Short problem:
Return the records that follow unaltered. Omit every picture.

Input:
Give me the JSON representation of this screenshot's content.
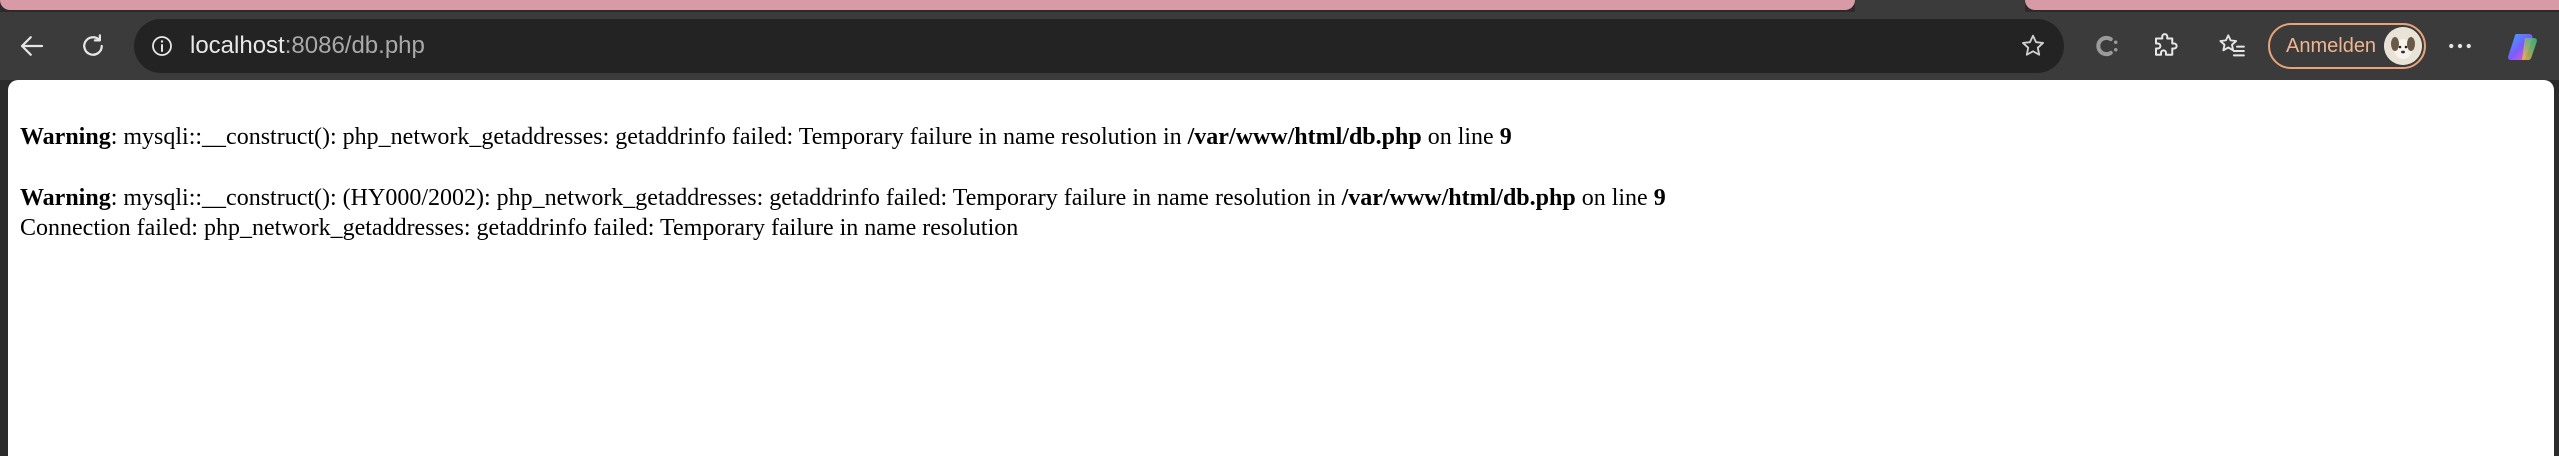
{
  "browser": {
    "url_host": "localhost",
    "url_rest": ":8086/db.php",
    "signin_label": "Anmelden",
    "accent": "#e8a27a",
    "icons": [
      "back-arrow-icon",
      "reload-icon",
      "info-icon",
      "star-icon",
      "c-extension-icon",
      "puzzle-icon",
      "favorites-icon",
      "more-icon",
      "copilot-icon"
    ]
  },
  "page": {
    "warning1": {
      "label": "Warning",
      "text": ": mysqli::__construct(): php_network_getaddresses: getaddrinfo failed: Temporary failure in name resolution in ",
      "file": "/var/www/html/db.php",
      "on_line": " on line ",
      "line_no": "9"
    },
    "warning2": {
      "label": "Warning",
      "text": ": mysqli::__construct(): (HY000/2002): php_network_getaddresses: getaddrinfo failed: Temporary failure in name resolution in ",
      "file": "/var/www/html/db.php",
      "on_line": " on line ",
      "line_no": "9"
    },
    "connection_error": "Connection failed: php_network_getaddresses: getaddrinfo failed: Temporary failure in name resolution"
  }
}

In response:
Give me the JSON representation of this screenshot's content.
{
  "browser": {
    "url_host": "localhost",
    "url_rest": ":8086/db.php",
    "signin_label": "Anmelden",
    "accent": "#e8a27a",
    "icons": [
      "back-arrow-icon",
      "reload-icon",
      "info-icon",
      "star-icon",
      "c-extension-icon",
      "puzzle-icon",
      "favorites-icon",
      "more-icon",
      "copilot-icon"
    ]
  },
  "page": {
    "warning1": {
      "label": "Warning",
      "text": ": mysqli::__construct(): php_network_getaddresses: getaddrinfo failed: Temporary failure in name resolution in ",
      "file": "/var/www/html/db.php",
      "on_line": " on line ",
      "line_no": "9"
    },
    "warning2": {
      "label": "Warning",
      "text": ": mysqli::__construct(): (HY000/2002): php_network_getaddresses: getaddrinfo failed: Temporary failure in name resolution in ",
      "file": "/var/www/html/db.php",
      "on_line": " on line ",
      "line_no": "9"
    },
    "connection_error": "Connection failed: php_network_getaddresses: getaddrinfo failed: Temporary failure in name resolution"
  }
}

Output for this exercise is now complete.